(Source records)
>>>>
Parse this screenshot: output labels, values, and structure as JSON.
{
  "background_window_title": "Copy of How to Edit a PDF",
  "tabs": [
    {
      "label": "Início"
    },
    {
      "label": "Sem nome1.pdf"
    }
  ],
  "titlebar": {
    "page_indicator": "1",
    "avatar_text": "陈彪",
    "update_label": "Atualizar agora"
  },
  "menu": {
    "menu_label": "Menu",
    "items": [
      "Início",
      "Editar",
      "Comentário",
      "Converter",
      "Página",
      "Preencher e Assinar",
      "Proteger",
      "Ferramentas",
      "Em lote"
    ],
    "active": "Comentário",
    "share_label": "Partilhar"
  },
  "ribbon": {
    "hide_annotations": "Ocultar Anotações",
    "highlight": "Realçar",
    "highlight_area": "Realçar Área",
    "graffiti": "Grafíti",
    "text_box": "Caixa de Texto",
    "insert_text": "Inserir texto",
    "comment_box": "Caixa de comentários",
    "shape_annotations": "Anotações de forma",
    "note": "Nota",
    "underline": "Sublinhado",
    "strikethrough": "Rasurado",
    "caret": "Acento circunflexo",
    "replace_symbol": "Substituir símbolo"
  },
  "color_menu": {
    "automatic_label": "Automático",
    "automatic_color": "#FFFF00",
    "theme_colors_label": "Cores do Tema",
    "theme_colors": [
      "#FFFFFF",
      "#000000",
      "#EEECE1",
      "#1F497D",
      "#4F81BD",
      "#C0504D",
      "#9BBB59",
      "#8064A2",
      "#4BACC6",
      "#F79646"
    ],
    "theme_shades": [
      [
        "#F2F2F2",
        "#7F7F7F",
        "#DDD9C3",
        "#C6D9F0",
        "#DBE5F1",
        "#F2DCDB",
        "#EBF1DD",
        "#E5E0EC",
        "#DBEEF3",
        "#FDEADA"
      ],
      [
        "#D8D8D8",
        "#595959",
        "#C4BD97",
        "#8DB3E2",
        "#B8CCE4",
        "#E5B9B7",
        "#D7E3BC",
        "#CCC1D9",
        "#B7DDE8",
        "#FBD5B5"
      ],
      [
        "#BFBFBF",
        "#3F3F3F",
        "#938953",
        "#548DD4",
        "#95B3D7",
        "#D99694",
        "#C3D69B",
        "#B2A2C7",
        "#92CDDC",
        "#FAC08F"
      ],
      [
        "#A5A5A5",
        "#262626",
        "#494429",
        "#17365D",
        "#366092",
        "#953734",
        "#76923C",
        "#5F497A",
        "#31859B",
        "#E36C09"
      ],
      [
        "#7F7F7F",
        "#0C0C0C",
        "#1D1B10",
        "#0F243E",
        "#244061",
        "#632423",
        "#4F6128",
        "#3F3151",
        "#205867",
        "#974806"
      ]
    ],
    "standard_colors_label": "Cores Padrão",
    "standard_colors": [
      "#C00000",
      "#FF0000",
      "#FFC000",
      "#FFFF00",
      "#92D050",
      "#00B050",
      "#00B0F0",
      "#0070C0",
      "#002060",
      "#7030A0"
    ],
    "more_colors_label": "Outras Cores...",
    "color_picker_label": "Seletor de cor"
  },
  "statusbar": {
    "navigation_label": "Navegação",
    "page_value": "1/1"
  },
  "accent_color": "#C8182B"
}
<<<<
TASK OBJECTIVE
In the entries above, identify every line with the word "Cores". Copy those lines.

RESPONSE TO THE EXERCISE
    "theme_colors_label": "Cores do Tema",
    "standard_colors_label": "Cores Padrão",
    "more_colors_label": "Outras Cores...",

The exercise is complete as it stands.